Exercise directions =>
Collect all lines from the records below that include the word "Spectral".

Data entries for graphics =>
= = =

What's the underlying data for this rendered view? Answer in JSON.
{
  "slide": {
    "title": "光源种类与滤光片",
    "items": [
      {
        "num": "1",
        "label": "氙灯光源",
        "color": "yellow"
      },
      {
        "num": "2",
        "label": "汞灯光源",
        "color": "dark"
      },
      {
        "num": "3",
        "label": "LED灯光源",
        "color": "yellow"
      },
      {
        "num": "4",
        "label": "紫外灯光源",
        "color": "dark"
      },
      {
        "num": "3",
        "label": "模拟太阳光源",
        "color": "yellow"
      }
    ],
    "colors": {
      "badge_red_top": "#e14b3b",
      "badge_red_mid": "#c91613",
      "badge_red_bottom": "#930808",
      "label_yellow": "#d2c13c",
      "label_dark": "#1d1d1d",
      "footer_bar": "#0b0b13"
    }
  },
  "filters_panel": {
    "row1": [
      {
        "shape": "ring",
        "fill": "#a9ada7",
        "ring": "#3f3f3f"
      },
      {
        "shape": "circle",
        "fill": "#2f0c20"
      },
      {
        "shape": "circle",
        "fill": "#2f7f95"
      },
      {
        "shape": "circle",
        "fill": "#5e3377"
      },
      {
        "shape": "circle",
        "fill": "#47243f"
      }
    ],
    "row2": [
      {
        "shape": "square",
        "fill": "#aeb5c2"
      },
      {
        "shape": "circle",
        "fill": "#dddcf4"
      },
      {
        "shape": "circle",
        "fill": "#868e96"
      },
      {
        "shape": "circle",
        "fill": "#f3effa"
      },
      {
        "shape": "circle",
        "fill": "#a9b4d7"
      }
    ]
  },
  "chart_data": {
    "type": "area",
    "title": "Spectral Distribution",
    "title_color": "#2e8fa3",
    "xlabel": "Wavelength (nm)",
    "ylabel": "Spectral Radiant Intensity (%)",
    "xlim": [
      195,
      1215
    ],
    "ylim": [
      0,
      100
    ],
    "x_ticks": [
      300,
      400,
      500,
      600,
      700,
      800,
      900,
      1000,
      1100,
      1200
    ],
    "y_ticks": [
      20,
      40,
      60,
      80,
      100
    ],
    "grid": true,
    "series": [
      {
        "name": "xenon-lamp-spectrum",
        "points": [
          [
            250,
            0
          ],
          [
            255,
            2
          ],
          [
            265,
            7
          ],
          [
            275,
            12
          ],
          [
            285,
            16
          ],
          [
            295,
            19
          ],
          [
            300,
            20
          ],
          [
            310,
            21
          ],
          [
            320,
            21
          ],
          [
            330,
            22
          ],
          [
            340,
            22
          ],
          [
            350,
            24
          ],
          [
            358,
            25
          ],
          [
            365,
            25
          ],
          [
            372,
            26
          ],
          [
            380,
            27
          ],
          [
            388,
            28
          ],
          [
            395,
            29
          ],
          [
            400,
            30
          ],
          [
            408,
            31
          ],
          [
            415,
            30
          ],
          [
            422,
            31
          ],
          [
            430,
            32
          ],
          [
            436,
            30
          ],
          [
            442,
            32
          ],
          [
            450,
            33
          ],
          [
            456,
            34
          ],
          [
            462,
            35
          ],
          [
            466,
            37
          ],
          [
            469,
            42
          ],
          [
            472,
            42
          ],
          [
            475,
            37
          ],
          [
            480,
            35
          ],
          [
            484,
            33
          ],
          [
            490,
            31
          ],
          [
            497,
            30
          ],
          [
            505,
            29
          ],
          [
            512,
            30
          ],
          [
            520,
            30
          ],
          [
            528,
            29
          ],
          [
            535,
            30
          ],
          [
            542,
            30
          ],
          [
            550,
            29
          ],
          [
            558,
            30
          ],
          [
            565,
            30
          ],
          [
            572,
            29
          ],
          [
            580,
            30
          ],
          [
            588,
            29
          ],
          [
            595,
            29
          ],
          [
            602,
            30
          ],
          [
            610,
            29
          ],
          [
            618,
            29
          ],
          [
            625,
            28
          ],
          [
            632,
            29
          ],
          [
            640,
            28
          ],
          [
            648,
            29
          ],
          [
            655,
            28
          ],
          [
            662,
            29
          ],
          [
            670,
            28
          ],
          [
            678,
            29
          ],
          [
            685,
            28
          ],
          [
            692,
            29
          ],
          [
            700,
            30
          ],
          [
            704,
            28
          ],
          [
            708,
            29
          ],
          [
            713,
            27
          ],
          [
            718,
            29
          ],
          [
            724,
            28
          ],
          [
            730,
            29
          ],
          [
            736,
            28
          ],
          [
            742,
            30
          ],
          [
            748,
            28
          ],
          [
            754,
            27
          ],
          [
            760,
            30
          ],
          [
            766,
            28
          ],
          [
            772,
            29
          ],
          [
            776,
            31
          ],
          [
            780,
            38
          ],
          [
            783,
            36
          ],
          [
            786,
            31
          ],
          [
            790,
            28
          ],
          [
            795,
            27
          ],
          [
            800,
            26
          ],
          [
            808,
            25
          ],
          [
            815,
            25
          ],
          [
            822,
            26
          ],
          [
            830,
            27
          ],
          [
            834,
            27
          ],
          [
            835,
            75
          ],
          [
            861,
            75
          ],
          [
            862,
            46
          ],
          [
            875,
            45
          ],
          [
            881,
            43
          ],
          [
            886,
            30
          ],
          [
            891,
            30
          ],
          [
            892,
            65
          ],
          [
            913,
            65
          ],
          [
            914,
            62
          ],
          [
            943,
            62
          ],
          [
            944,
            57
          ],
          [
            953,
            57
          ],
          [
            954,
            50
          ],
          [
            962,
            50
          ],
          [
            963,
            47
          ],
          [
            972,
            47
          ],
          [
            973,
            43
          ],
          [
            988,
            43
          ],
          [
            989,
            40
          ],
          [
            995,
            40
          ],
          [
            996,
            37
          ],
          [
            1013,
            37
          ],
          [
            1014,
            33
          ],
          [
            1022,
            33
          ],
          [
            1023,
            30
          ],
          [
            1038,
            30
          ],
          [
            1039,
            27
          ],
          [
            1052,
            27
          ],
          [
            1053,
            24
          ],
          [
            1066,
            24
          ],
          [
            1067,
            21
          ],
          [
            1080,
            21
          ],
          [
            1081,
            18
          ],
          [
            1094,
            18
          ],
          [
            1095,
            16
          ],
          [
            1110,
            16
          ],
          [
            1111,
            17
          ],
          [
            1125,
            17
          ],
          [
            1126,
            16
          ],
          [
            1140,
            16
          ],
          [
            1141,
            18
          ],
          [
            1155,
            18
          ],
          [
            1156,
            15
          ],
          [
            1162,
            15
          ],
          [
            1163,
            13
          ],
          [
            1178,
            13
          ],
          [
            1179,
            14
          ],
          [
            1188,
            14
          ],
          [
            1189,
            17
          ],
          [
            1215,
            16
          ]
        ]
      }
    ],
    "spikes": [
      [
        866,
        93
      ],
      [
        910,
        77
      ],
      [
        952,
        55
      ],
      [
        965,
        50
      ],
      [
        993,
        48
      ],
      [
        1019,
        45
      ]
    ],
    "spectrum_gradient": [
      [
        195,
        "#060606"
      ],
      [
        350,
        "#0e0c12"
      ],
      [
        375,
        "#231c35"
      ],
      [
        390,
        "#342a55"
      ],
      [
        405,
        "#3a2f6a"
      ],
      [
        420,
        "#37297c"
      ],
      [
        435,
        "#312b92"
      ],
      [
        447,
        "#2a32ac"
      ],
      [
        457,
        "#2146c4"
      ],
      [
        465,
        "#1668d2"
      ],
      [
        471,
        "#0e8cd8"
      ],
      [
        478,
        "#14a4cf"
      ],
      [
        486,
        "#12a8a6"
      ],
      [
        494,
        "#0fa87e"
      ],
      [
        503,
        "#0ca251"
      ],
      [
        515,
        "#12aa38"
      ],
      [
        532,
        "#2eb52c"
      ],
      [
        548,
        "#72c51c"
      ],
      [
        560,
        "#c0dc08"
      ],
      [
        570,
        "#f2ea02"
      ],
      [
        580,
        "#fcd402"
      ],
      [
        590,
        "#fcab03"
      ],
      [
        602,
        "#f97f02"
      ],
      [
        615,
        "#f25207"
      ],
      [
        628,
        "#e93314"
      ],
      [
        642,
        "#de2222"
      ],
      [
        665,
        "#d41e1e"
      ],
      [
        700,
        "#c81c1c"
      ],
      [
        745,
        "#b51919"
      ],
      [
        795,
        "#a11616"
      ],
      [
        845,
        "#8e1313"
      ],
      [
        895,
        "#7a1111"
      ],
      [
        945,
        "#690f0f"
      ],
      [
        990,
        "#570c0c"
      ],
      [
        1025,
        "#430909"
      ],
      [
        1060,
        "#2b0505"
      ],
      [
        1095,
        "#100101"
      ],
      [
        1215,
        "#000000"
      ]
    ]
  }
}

= = =

Completed task =>
    "title": "Spectral Distribution",
    "ylabel": "Spectral Radiant Intensity (%)",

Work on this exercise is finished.